### DATA SUPPLIED
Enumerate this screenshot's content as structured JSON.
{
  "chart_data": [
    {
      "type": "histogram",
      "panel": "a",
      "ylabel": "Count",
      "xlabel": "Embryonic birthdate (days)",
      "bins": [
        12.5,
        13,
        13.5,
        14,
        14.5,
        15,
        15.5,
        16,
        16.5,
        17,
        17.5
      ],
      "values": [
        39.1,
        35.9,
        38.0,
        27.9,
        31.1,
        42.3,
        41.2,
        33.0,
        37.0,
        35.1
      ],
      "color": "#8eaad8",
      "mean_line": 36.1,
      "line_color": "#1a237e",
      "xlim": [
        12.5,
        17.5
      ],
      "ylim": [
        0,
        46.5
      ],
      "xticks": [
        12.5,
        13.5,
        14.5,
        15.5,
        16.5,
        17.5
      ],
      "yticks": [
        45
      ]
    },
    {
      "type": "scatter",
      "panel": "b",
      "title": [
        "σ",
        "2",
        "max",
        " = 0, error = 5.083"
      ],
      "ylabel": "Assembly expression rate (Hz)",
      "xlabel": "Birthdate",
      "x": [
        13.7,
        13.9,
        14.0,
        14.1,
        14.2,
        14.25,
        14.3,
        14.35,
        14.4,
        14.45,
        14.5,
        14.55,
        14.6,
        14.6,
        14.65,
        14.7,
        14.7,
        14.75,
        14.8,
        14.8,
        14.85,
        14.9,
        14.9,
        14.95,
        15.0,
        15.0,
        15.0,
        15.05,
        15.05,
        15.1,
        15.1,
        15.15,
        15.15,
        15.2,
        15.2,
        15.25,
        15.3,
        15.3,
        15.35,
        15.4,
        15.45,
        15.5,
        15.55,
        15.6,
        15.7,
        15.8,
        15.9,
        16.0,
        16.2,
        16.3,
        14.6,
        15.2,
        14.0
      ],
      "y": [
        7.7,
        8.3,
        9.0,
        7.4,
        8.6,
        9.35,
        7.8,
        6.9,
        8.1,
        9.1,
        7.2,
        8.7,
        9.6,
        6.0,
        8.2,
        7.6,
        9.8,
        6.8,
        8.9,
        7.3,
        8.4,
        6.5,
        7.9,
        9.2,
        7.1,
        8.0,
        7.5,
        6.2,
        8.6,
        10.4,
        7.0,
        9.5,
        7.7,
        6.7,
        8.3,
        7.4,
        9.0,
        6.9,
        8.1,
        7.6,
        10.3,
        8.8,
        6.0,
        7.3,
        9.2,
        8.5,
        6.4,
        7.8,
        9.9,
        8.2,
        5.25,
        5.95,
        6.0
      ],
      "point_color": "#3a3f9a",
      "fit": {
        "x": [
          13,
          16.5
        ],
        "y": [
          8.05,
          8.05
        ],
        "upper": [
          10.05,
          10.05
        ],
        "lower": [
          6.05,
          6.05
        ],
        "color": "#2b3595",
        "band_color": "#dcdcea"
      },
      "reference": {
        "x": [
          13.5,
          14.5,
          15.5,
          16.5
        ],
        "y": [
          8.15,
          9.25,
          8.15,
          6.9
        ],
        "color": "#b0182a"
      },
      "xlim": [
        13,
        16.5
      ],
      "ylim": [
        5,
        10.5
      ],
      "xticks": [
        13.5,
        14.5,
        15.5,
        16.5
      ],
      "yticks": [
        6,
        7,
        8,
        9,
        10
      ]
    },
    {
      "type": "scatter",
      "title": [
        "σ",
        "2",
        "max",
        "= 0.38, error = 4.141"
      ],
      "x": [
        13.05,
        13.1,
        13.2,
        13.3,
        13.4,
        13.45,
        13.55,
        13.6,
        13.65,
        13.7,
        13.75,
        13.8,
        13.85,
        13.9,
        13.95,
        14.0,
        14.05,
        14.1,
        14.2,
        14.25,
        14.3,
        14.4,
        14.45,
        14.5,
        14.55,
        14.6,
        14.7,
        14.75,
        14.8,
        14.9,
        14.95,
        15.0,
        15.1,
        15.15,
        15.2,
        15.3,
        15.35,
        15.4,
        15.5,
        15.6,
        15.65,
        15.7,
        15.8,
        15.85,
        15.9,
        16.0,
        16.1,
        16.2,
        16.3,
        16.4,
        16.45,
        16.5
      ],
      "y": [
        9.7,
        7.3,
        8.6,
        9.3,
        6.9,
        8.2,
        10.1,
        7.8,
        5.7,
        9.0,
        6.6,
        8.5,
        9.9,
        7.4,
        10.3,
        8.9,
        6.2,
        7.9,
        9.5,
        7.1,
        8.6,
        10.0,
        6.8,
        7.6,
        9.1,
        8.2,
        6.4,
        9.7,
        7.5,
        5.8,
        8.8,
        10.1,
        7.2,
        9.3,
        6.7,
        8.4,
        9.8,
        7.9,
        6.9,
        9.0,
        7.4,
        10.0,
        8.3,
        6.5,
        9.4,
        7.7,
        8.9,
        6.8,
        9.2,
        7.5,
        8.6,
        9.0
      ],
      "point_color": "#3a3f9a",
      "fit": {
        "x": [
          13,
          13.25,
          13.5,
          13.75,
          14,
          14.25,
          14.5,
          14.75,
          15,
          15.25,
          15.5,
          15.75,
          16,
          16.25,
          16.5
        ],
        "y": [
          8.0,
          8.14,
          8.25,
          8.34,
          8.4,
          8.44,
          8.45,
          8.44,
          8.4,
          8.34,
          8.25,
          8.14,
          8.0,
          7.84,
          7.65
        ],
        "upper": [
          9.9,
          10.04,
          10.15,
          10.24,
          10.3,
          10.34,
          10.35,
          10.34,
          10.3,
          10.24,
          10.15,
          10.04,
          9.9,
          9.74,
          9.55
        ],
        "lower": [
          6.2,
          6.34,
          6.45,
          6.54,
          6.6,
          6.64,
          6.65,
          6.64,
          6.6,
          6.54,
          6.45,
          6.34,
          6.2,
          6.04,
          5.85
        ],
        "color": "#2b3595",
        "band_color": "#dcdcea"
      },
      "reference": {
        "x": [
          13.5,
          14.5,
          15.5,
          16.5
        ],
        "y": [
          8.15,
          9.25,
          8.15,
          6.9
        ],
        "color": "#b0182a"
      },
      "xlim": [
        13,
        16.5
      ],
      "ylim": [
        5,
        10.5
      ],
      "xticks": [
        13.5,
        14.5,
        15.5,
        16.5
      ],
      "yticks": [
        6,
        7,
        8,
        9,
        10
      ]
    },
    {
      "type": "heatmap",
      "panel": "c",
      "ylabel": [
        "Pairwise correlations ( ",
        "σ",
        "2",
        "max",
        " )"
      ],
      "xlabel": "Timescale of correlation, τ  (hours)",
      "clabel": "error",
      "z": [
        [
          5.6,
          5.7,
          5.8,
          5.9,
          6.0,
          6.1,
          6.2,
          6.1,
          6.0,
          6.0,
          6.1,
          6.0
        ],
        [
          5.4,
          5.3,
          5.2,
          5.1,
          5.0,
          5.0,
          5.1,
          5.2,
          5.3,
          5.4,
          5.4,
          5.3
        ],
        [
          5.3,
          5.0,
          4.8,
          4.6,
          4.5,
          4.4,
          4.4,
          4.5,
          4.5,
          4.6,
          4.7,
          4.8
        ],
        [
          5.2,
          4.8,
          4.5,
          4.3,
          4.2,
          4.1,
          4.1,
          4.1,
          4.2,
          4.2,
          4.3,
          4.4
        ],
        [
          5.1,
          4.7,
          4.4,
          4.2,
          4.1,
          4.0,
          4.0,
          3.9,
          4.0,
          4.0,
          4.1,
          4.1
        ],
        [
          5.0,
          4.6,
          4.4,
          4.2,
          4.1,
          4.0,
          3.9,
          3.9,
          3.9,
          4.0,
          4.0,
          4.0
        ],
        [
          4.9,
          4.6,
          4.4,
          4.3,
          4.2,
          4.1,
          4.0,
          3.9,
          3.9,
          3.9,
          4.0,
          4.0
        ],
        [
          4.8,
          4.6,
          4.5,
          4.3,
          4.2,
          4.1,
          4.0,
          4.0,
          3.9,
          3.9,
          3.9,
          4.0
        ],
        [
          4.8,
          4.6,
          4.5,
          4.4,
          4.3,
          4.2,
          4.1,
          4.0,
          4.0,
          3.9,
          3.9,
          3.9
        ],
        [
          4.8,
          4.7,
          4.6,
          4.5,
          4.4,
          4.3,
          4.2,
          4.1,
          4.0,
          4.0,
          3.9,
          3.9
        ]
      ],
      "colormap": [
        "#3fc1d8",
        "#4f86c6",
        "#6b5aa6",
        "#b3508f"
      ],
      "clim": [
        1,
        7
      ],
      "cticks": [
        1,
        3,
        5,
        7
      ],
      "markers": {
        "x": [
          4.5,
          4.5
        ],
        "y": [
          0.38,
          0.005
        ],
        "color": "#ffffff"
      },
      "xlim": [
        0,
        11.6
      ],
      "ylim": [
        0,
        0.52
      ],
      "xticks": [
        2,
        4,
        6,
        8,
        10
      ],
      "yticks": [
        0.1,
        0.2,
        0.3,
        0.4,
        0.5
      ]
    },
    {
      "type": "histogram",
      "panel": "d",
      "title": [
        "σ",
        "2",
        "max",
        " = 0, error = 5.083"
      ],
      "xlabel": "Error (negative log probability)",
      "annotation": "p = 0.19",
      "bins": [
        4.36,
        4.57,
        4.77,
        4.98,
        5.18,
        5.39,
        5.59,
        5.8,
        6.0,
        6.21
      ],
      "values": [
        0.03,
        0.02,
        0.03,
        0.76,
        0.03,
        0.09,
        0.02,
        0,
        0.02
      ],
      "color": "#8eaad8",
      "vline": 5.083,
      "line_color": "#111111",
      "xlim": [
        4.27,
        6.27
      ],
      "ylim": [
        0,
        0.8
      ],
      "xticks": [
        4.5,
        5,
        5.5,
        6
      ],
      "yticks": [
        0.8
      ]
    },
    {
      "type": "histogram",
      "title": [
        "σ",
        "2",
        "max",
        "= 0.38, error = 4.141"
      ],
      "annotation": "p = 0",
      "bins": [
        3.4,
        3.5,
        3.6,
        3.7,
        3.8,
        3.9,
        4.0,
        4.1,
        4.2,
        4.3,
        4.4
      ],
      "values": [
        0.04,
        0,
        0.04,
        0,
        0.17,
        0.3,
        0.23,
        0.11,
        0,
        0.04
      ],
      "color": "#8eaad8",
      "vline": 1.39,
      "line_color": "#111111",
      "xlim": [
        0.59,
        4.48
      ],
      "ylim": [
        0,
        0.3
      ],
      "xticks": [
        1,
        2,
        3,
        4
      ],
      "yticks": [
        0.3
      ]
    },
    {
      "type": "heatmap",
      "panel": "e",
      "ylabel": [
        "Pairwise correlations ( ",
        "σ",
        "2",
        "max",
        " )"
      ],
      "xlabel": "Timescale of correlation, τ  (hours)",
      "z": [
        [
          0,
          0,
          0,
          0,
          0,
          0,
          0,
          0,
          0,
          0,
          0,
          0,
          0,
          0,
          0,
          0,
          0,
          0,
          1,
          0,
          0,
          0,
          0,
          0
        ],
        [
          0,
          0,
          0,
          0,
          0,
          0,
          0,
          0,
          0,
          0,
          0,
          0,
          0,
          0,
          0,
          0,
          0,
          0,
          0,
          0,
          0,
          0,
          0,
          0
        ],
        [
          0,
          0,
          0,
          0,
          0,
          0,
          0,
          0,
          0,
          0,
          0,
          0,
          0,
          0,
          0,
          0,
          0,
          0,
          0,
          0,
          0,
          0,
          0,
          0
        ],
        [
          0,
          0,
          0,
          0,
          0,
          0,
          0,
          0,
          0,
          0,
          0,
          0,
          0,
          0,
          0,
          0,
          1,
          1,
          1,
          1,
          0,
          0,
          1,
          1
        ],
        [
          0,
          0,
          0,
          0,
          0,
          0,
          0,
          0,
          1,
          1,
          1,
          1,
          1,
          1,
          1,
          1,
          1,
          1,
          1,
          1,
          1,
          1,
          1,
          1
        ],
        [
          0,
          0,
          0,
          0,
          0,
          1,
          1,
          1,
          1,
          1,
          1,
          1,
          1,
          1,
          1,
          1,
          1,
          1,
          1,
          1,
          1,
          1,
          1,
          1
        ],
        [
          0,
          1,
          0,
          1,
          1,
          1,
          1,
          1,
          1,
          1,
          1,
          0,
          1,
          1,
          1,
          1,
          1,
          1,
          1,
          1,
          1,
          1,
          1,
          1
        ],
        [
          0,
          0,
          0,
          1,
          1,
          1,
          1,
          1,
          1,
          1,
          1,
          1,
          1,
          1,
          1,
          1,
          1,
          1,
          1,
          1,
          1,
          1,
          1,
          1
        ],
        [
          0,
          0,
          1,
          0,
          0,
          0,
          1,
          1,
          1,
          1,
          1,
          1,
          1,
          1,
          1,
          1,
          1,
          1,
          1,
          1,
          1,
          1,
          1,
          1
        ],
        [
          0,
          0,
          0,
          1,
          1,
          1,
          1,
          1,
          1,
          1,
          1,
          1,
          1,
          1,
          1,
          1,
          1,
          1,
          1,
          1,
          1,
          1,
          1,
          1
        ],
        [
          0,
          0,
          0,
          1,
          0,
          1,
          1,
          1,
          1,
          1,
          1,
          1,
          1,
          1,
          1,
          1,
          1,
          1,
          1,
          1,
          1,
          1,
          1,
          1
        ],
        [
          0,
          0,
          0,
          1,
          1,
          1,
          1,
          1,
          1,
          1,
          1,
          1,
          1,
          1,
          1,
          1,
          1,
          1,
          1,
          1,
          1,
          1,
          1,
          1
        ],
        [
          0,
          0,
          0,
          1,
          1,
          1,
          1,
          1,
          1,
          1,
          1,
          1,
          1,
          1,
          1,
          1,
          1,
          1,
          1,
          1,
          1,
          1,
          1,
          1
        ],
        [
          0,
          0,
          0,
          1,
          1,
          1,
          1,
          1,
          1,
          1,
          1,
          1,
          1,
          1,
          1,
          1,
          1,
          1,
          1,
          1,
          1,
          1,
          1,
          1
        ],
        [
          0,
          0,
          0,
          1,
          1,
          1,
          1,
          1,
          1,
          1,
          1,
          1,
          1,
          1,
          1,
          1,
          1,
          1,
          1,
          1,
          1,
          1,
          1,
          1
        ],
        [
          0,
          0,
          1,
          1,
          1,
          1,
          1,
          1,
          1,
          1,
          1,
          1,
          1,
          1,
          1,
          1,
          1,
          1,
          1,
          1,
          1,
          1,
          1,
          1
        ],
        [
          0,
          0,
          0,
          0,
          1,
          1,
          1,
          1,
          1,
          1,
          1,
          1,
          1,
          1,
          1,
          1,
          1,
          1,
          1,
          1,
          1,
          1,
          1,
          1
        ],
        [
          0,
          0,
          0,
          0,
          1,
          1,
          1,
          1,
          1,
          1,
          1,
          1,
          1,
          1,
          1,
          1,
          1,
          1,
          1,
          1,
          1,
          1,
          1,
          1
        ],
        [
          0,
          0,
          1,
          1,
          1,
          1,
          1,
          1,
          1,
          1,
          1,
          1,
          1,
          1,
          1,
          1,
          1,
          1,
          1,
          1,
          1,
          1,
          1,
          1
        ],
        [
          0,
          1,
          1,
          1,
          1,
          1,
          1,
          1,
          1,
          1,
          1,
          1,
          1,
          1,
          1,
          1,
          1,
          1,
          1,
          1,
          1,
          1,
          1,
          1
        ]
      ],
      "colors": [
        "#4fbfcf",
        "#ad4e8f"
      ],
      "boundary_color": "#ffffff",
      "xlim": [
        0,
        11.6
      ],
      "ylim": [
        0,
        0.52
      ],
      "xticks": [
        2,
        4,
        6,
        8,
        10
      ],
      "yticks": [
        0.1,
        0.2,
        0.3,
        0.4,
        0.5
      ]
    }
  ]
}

### YOUR INSTRUCTIONS
Report only how many lines of the listing hold the word "xlabel".

### THE REPLY
5